石破首相・下
~「自衛」と「同盟」~
☆初めに☆
石破茂が首相になることを、私たちの多くが待っていたような気がします。わけあって石破氏は、自分の党からコケにされていた。私たちの新首相への期待は、すでに幾ばくか肩透かしを食らっているようですが、私たちが石破氏に期待してしまうまでのいきさつを確認した方がいいと思われます。一方、国際的な緊張を前に、煽られてばかりいる私たちです。「平和ボケ」の私たちに、考えるための具体的な手立てはないのでしょうか。ないはずはない。
1 森加計問題
忘れそうだが、石破氏は党内きってのタカ派だ。憲法九条・第2項を撤廃するというのが、その代表と言える。
「(戦争放棄の)目的を達するため、陸海空軍その他の戦力は、これを保持しない」
この項目を廃棄する考えは、今もって変わっていない。では、石破氏へのシンパシーを私たちはどのように持つに至ったのだろう。中でも、森友・加計学園問題は大きかったはずだ。4年前の総裁選に出馬するにあたって日経始め報道各誌に、長期政権にあった安倍内閣が目を剥いてびっくりするような発言をしている。要旨は以下のようだった。
「キャッチフレーズは「納得と共感」。首相になった場合に森友・加計学園問題や「桜を見る会」の問題を再調査する。検証しなければいけないことがあるとすれば、検証していかなければならない。政治が『何かごまかしている』『ウソを言っている』という思いが(国民の間に)ある以上、納得にも共感にもならない」

◇ ◇ ◇

§ 出題内容 1
本文によると、石破氏が4年前の総裁選に出馬する際に掲げたキャッチフレーズは何ですか。
次のエントリは本文の内容とは関係がありません。

◇ ◇ ◇

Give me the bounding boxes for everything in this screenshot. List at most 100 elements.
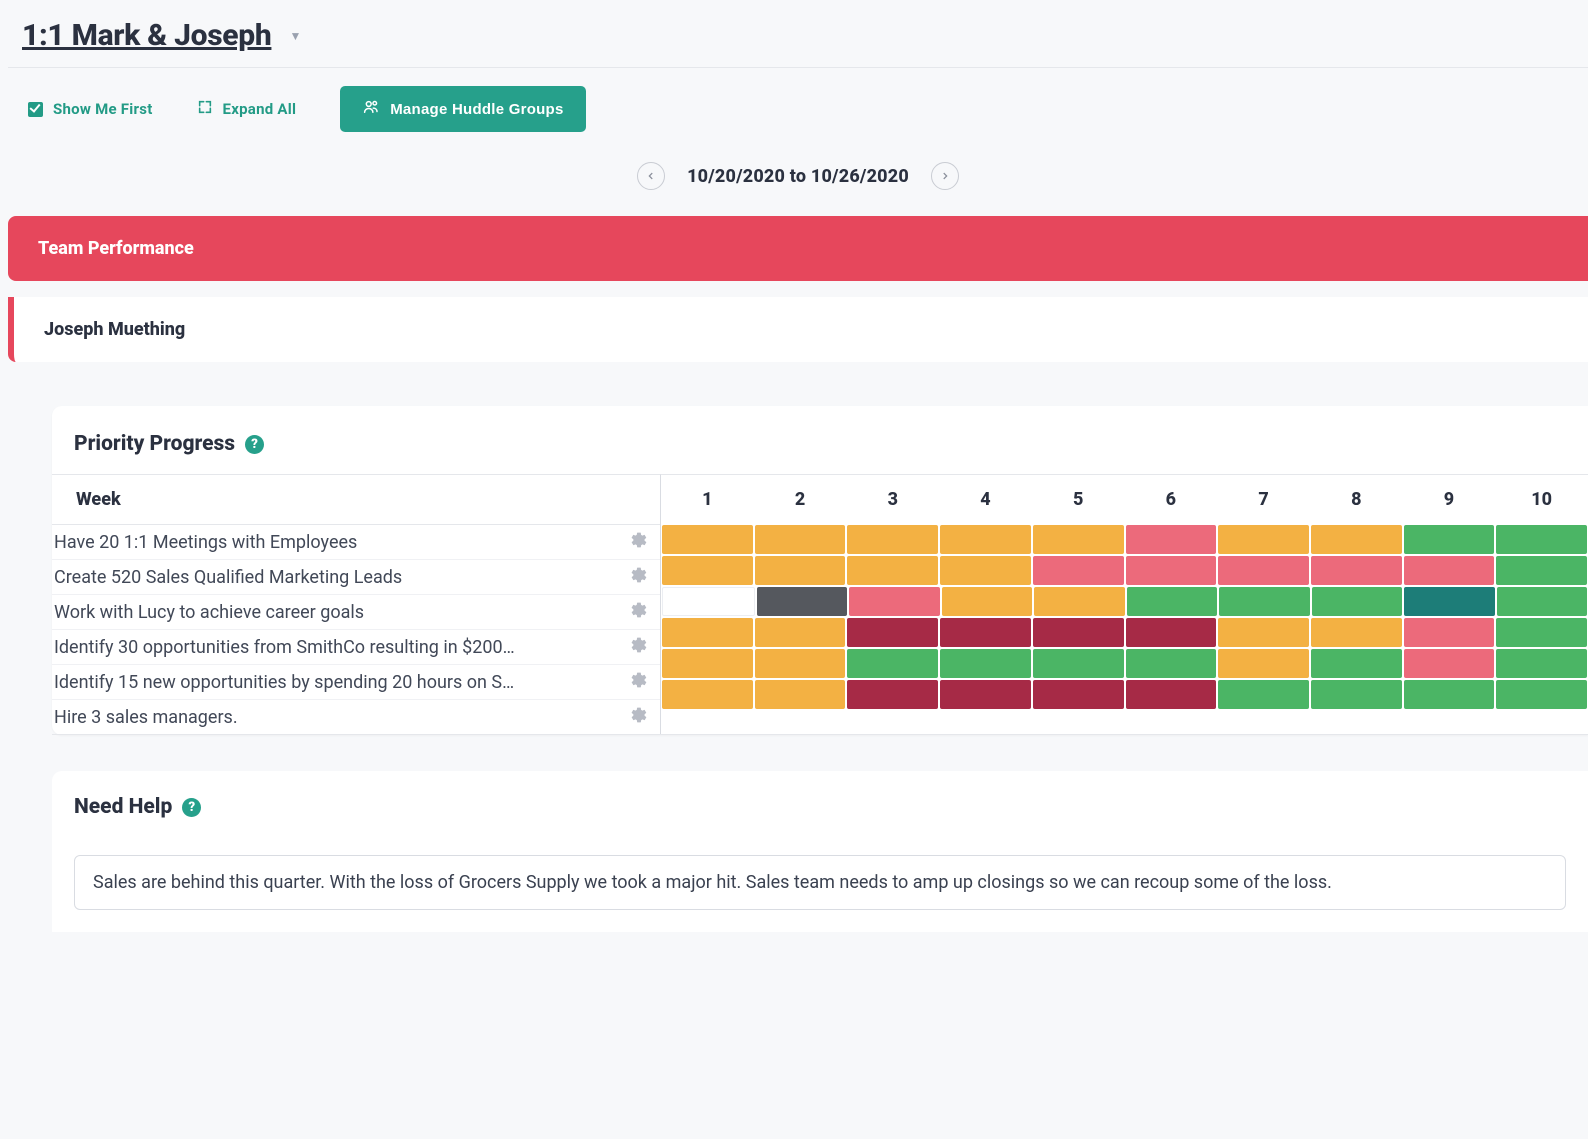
heatmap-cell[interactable] (1126, 618, 1217, 647)
heatmap-cell[interactable] (662, 525, 753, 554)
priority-row-label[interactable]: Identify 15 new opportunities by spendin… (54, 672, 514, 693)
heatmap-cell[interactable] (755, 556, 846, 585)
week-header-2: 2 (754, 475, 847, 524)
heatmap-cell[interactable] (1126, 649, 1217, 678)
week-header-5: 5 (1032, 475, 1125, 524)
priority-row-label[interactable]: Create 520 Sales Qualified Marketing Lea… (54, 567, 402, 588)
week-header-8: 8 (1310, 475, 1403, 524)
need-help-textbox[interactable]: Sales are behind this quarter. With the … (74, 855, 1566, 910)
priority-progress-title: Priority Progress (74, 432, 235, 456)
heatmap-cell[interactable] (1033, 649, 1124, 678)
need-help-card: Need Help ? Sales are behind this quarte… (52, 771, 1588, 932)
heatmap-cell[interactable] (1404, 525, 1495, 554)
heatmap-cell[interactable] (940, 618, 1031, 647)
priority-row: Identify 30 opportunities from SmithCo r… (52, 629, 660, 664)
priority-progress-card: Priority Progress ? Week Have 20 1:1 Mee… (52, 406, 1588, 735)
expand-all-button[interactable]: Expand All (197, 99, 297, 119)
gear-icon[interactable] (630, 636, 648, 659)
heatmap-cell[interactable] (1496, 556, 1587, 585)
prev-week-button[interactable] (637, 162, 665, 190)
show-me-first-toggle[interactable]: Show Me First (28, 100, 153, 118)
heatmap-cell[interactable] (940, 649, 1031, 678)
heatmap-cell[interactable] (1311, 556, 1402, 585)
heatmap-cell[interactable] (847, 618, 938, 647)
heatmap-cell[interactable] (662, 649, 753, 678)
help-icon[interactable]: ? (245, 435, 264, 454)
heatmap-row (661, 679, 1588, 710)
next-week-button[interactable] (931, 162, 959, 190)
heatmap-cell[interactable] (662, 587, 755, 616)
heatmap-cell[interactable] (1496, 525, 1587, 554)
priority-row: Create 520 Sales Qualified Marketing Lea… (52, 559, 660, 594)
week-header-label: Week (52, 475, 660, 524)
gear-icon[interactable] (630, 706, 648, 729)
heatmap-cell[interactable] (1033, 680, 1124, 709)
heatmap-cell[interactable] (940, 680, 1031, 709)
manage-huddle-groups-button[interactable]: Manage Huddle Groups (340, 86, 585, 132)
person-header[interactable]: Joseph Muething (8, 297, 1588, 362)
heatmap-cell[interactable] (849, 587, 940, 616)
heatmap-cell[interactable] (1311, 680, 1402, 709)
heatmap-cell[interactable] (755, 525, 846, 554)
gear-icon[interactable] (630, 566, 648, 589)
team-performance-section-header[interactable]: Team Performance (8, 216, 1588, 281)
heatmap-cell[interactable] (1311, 649, 1402, 678)
heatmap-cell[interactable] (1033, 556, 1124, 585)
heatmap-cell[interactable] (1311, 525, 1402, 554)
page-title[interactable]: 1:1 Mark & Joseph (22, 18, 271, 53)
heatmap-cell[interactable] (940, 556, 1031, 585)
priority-row-label[interactable]: Identify 30 opportunities from SmithCo r… (54, 637, 515, 658)
team-performance-label: Team Performance (38, 238, 194, 259)
heatmap-cell[interactable] (1496, 680, 1587, 709)
priority-row: Work with Lucy to achieve career goals (52, 594, 660, 629)
heatmap-cell[interactable] (662, 556, 753, 585)
heatmap-cell[interactable] (1218, 618, 1309, 647)
heatmap-cell[interactable] (1127, 587, 1218, 616)
heatmap-cell[interactable] (1311, 618, 1402, 647)
heatmap-cell[interactable] (940, 525, 1031, 554)
heatmap-cell[interactable] (755, 649, 846, 678)
heatmap-cell[interactable] (662, 680, 753, 709)
heatmap-cell[interactable] (1219, 587, 1310, 616)
heatmap-cell[interactable] (1496, 649, 1587, 678)
heatmap-cell[interactable] (1218, 649, 1309, 678)
heatmap-cell[interactable] (757, 587, 848, 616)
heatmap-cell[interactable] (1126, 680, 1217, 709)
heatmap-cell[interactable] (1404, 680, 1495, 709)
heatmap-cell[interactable] (1126, 525, 1217, 554)
heatmap-cell[interactable] (1218, 525, 1309, 554)
show-me-first-label: Show Me First (53, 100, 153, 118)
heatmap-cell[interactable] (755, 680, 846, 709)
help-icon[interactable]: ? (182, 798, 201, 817)
priority-row-label[interactable]: Work with Lucy to achieve career goals (54, 602, 364, 623)
title-dropdown-caret-icon[interactable]: ▼ (289, 29, 301, 43)
heatmap-cell[interactable] (1497, 587, 1588, 616)
heatmap-cell[interactable] (1404, 587, 1495, 616)
heatmap-cell[interactable] (1033, 618, 1124, 647)
priority-row-label[interactable]: Have 20 1:1 Meetings with Employees (54, 532, 357, 553)
heatmap-cell[interactable] (1404, 618, 1495, 647)
gear-icon[interactable] (630, 671, 648, 694)
week-header-3: 3 (846, 475, 939, 524)
heatmap-cell[interactable] (1218, 556, 1309, 585)
heatmap-cell[interactable] (942, 587, 1033, 616)
heatmap-cell[interactable] (847, 556, 938, 585)
heatmap-cell[interactable] (1404, 556, 1495, 585)
heatmap-cell[interactable] (847, 525, 938, 554)
priority-row: Identify 15 new opportunities by spendin… (52, 664, 660, 699)
heatmap-cell[interactable] (847, 649, 938, 678)
heatmap-cell[interactable] (1496, 618, 1587, 647)
priority-row-label[interactable]: Hire 3 sales managers. (54, 707, 238, 728)
heatmap-cell[interactable] (662, 618, 753, 647)
gear-icon[interactable] (630, 601, 648, 624)
heatmap-cell[interactable] (755, 618, 846, 647)
heatmap-cell[interactable] (1034, 587, 1125, 616)
heatmap-cell[interactable] (1126, 556, 1217, 585)
heatmap-cell[interactable] (847, 680, 938, 709)
need-help-title: Need Help (74, 795, 172, 819)
heatmap-cell[interactable] (1404, 649, 1495, 678)
heatmap-cell[interactable] (1312, 587, 1403, 616)
heatmap-cell[interactable] (1218, 680, 1309, 709)
gear-icon[interactable] (630, 531, 648, 554)
heatmap-cell[interactable] (1033, 525, 1124, 554)
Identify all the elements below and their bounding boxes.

◇ ◇ ◇

§ 出題内容 2
エントリのうち、「heatmap-cell[interactable] (1126, 618, 1217, 647)」を含む行から始めて「week-header-5: 5 (1032, 475, 1125, 524)」を含む行までを、両端の行も含めてそのまま書き写してください。

§ 解答例 1
「納得と共感」です。

§ 解答例 2
heatmap-cell[interactable] (1126, 618, 1217, 647)
heatmap-cell[interactable] (662, 525, 753, 554)
priority-row-label[interactable]: Identify 15 new opportunities by spendin… (54, 672, 514, 693)
heatmap-cell[interactable] (755, 556, 846, 585)
week-header-2: 2 (754, 475, 847, 524)
heatmap-cell[interactable] (1126, 649, 1217, 678)
week-header-5: 5 (1032, 475, 1125, 524)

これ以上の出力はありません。